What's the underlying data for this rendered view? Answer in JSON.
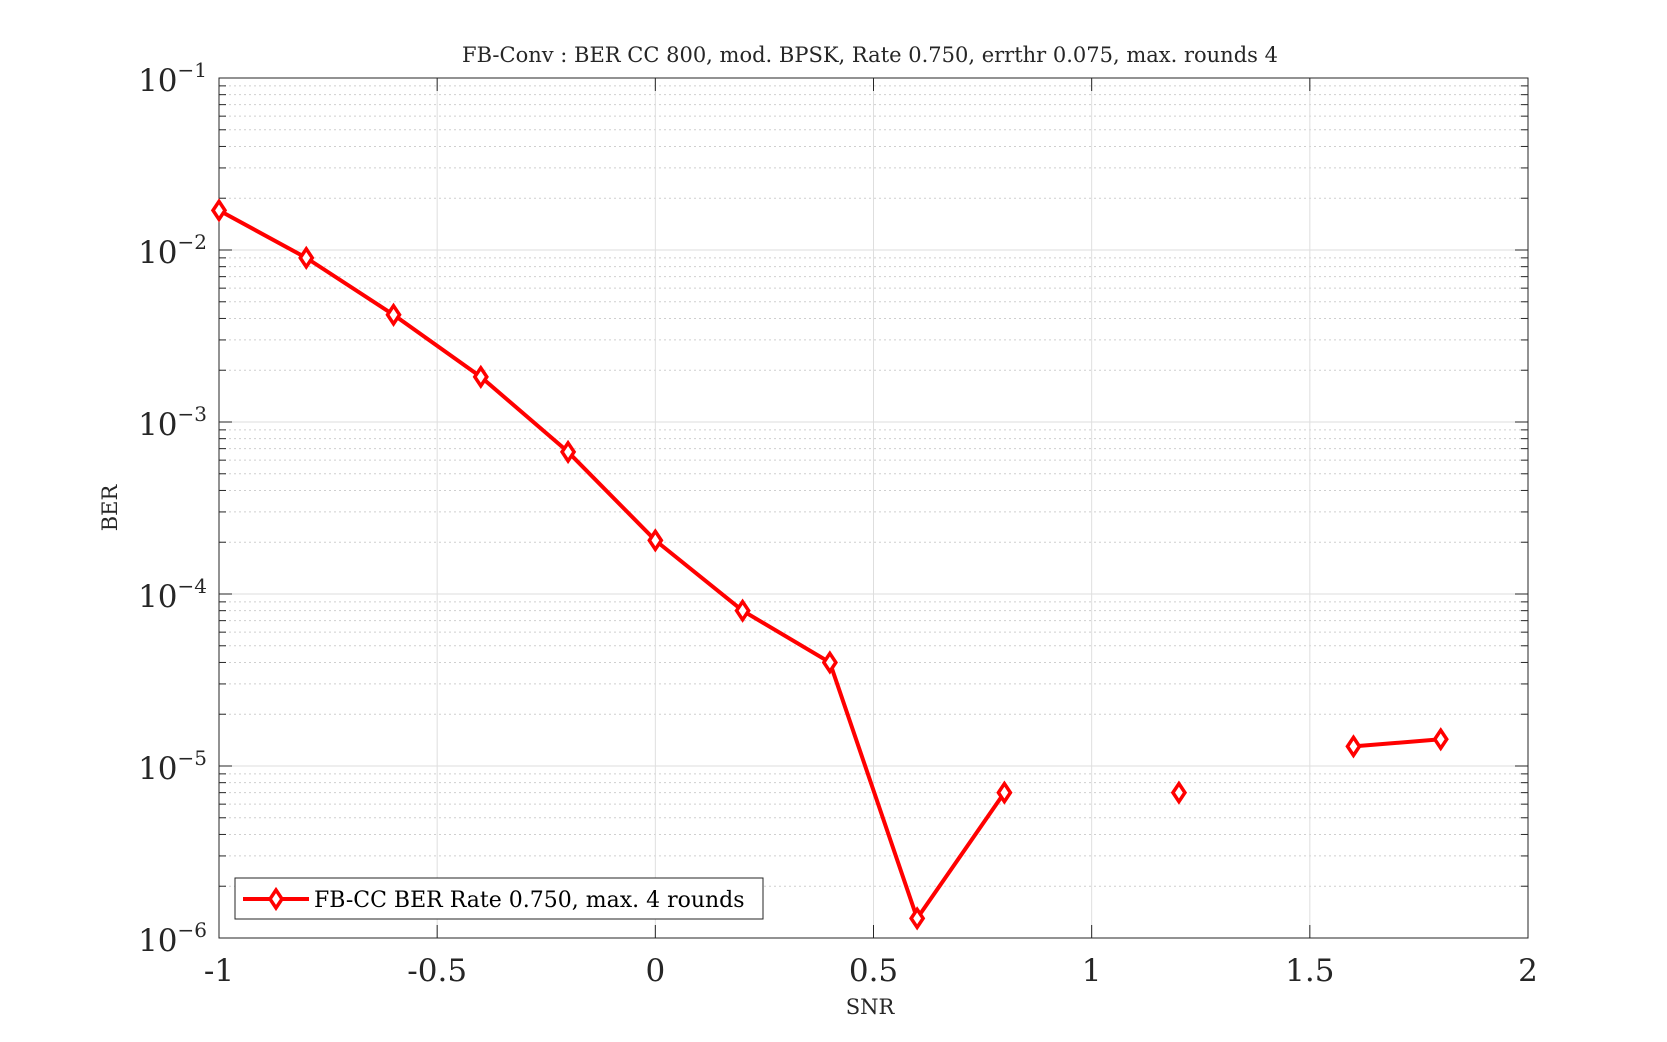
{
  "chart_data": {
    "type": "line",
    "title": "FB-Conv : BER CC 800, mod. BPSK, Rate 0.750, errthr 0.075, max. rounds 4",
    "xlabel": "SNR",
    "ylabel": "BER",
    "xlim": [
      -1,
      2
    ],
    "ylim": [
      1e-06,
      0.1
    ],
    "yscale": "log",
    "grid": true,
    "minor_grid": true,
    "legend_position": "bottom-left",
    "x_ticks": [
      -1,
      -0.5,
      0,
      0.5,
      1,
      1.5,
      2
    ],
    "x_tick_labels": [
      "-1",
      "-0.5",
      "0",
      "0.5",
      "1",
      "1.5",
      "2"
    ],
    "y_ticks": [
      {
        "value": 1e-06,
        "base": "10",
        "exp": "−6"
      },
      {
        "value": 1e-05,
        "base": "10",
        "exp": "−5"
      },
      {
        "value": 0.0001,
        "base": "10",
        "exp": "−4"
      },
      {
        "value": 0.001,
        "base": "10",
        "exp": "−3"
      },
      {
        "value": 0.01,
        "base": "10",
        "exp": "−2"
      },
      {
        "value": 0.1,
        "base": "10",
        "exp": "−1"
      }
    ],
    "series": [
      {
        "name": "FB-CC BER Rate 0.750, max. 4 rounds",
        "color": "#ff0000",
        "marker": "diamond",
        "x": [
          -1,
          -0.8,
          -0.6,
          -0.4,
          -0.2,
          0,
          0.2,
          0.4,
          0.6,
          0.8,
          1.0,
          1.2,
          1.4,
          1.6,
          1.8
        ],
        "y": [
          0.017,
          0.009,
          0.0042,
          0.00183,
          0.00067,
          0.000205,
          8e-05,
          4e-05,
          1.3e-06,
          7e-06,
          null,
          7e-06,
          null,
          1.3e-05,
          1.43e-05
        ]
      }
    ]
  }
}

§ Aim of the task
Pictures are excluded; output everything else in the data verbatim.

§ Right answer
What's the underlying data for this rendered view? Answer in JSON.
{
  "chart_data": {
    "type": "line",
    "title": "FB-Conv : BER CC 800, mod. BPSK, Rate 0.750, errthr 0.075, max. rounds 4",
    "xlabel": "SNR",
    "ylabel": "BER",
    "xlim": [
      -1,
      2
    ],
    "ylim": [
      1e-06,
      0.1
    ],
    "yscale": "log",
    "grid": true,
    "minor_grid": true,
    "legend_position": "bottom-left",
    "x_ticks": [
      -1,
      -0.5,
      0,
      0.5,
      1,
      1.5,
      2
    ],
    "x_tick_labels": [
      "-1",
      "-0.5",
      "0",
      "0.5",
      "1",
      "1.5",
      "2"
    ],
    "y_ticks": [
      {
        "value": 1e-06,
        "base": "10",
        "exp": "−6"
      },
      {
        "value": 1e-05,
        "base": "10",
        "exp": "−5"
      },
      {
        "value": 0.0001,
        "base": "10",
        "exp": "−4"
      },
      {
        "value": 0.001,
        "base": "10",
        "exp": "−3"
      },
      {
        "value": 0.01,
        "base": "10",
        "exp": "−2"
      },
      {
        "value": 0.1,
        "base": "10",
        "exp": "−1"
      }
    ],
    "series": [
      {
        "name": "FB-CC BER Rate 0.750, max. 4 rounds",
        "color": "#ff0000",
        "marker": "diamond",
        "x": [
          -1,
          -0.8,
          -0.6,
          -0.4,
          -0.2,
          0,
          0.2,
          0.4,
          0.6,
          0.8,
          1.0,
          1.2,
          1.4,
          1.6,
          1.8
        ],
        "y": [
          0.017,
          0.009,
          0.0042,
          0.00183,
          0.00067,
          0.000205,
          8e-05,
          4e-05,
          1.3e-06,
          7e-06,
          null,
          7e-06,
          null,
          1.3e-05,
          1.43e-05
        ]
      }
    ]
  }
}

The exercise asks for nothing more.